• **TO BE DONE**: Exactly as they appear, output all of the entries.

Data records
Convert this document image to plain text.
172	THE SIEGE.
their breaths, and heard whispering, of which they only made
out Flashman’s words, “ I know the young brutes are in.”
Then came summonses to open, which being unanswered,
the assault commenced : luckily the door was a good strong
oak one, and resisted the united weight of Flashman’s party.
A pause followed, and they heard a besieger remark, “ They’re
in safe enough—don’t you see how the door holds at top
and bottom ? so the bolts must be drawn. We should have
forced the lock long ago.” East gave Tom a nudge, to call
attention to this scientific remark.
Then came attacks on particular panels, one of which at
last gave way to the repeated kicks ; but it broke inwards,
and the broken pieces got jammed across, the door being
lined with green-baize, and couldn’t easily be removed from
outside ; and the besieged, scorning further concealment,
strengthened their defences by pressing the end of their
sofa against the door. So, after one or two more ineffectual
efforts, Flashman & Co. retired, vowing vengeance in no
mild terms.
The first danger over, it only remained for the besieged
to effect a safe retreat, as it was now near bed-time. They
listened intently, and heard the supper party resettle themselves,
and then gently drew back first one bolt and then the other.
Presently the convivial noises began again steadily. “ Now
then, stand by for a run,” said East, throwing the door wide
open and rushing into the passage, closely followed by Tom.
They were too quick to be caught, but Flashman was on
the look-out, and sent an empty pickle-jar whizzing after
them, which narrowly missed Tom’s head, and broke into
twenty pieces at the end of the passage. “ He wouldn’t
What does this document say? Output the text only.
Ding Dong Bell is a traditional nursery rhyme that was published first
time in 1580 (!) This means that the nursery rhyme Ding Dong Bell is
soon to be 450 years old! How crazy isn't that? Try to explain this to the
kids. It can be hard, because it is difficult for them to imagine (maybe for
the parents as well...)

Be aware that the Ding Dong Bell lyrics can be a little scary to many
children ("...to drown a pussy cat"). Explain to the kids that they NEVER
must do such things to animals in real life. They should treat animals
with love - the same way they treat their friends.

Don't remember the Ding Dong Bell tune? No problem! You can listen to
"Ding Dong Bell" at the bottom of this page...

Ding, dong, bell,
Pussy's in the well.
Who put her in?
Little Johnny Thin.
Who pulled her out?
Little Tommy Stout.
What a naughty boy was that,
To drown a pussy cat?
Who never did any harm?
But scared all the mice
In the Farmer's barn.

• **THE SOLUTION**:
Convert this document image to plain text.
172	THE SIEGE.
their breaths, and heard whispering, of which they only made
out Flashman’s words, “ I know the young brutes are in.”
Then came summonses to open, which being unanswered,
the assault commenced : luckily the door was a good strong
oak one, and resisted the united weight of Flashman’s party.
A pause followed, and they heard a besieger remark, “ They’re
in safe enough—don’t you see how the door holds at top
and bottom ? so the bolts must be drawn. We should have
forced the lock long ago.” East gave Tom a nudge, to call
attention to this scientific remark.
Then came attacks on particular panels, one of which at
last gave way to the repeated kicks ; but it broke inwards,
and the broken pieces got jammed across, the door being
lined with green-baize, and couldn’t easily be removed from
outside ; and the besieged, scorning further concealment,
strengthened their defences by pressing the end of their
sofa against the door. So, after one or two more ineffectual
efforts, Flashman & Co. retired, vowing vengeance in no
mild terms.
The first danger over, it only remained for the besieged
to effect a safe retreat, as it was now near bed-time. They
listened intently, and heard the supper party resettle themselves,
and then gently drew back first one bolt and then the other.
Presently the convivial noises began again steadily. “ Now
then, stand by for a run,” said East, throwing the door wide
open and rushing into the passage, closely followed by Tom.
They were too quick to be caught, but Flashman was on
the look-out, and sent an empty pickle-jar whizzing after
them, which narrowly missed Tom’s head, and broke into
twenty pieces at the end of the passage. “ He wouldn’t
What does this document say? Output the text only.
Ding Dong Bell is a traditional nursery rhyme that was published first
time in 1580 (!) This means that the nursery rhyme Ding Dong Bell is
soon to be 450 years old! How crazy isn't that? Try to explain this to the
kids. It can be hard, because it is difficult for them to imagine (maybe for
the parents as well...)

Be aware that the Ding Dong Bell lyrics can be a little scary to many
children ("...to drown a pussy cat"). Explain to the kids that they NEVER
must do such things to animals in real life. They should treat animals
with love - the same way they treat their friends.

Don't remember the Ding Dong Bell tune? No problem! You can listen to
"Ding Dong Bell" at the bottom of this page...

Ding, dong, bell,
Pussy's in the well.
Who put her in?
Little Johnny Thin.
Who pulled her out?
Little Tommy Stout.
What a naughty boy was that,
To drown a pussy cat?
Who never did any harm?
But scared all the mice
In the Farmer's barn.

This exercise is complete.